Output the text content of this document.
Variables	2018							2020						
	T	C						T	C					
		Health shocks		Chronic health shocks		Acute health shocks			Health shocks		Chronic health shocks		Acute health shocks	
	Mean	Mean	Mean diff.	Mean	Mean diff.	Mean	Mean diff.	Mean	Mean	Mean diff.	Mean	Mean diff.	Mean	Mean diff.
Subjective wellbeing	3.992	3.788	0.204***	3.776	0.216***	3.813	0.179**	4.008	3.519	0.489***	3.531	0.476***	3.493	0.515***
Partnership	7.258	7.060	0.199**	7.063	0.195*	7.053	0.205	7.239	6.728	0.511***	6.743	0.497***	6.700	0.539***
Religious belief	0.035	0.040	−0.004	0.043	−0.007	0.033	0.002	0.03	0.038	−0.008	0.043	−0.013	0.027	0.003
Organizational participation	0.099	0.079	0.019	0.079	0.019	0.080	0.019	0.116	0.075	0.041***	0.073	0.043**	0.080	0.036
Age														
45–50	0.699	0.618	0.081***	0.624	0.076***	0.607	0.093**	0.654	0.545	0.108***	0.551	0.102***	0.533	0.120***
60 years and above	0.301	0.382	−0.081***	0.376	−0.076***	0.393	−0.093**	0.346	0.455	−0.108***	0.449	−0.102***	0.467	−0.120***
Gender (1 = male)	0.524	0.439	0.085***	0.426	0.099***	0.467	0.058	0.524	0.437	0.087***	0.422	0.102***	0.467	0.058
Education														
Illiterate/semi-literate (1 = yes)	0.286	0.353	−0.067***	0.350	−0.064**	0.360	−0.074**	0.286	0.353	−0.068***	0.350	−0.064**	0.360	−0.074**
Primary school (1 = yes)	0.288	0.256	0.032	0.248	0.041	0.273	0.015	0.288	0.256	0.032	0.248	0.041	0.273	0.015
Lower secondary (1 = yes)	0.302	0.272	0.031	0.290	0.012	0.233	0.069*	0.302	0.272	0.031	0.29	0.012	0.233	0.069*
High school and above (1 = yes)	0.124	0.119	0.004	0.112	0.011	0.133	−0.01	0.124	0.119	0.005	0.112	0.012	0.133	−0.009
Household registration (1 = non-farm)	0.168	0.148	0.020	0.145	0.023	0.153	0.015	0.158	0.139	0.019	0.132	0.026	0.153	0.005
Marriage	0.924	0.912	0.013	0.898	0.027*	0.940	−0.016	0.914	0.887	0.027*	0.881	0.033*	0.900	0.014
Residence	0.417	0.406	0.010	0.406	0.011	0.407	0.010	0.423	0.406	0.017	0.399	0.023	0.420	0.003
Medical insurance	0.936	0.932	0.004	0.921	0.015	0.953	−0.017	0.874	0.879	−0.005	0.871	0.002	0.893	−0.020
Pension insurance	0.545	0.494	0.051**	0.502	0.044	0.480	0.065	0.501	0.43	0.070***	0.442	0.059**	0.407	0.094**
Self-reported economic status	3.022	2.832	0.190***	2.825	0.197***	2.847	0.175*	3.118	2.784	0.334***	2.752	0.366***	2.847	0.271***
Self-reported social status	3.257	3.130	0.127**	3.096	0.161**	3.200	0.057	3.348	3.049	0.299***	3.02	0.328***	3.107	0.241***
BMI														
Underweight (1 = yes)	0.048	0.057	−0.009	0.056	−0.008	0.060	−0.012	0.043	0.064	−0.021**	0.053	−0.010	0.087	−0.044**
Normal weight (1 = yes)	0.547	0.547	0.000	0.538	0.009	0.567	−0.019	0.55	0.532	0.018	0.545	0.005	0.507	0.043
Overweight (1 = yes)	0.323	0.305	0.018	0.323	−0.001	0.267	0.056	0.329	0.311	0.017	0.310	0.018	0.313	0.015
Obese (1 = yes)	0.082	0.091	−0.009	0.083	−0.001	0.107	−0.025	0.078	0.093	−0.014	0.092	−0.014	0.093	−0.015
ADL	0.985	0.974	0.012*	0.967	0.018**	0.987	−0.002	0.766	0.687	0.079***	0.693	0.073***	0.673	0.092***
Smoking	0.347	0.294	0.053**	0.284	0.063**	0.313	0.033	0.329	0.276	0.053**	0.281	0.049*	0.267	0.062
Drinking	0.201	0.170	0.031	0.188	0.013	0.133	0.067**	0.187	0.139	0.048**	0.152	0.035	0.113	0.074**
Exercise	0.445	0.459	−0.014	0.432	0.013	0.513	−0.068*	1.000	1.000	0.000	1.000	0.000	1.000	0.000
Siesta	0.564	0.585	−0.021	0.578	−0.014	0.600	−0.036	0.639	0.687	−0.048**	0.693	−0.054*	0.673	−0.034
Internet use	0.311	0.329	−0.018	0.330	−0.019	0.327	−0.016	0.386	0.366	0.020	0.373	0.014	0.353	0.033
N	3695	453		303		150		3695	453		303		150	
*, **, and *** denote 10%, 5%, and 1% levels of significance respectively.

## Instruction
Look back over the material above and state how many lines hold the word "school". Write the number and nothing else.

## Completed task
2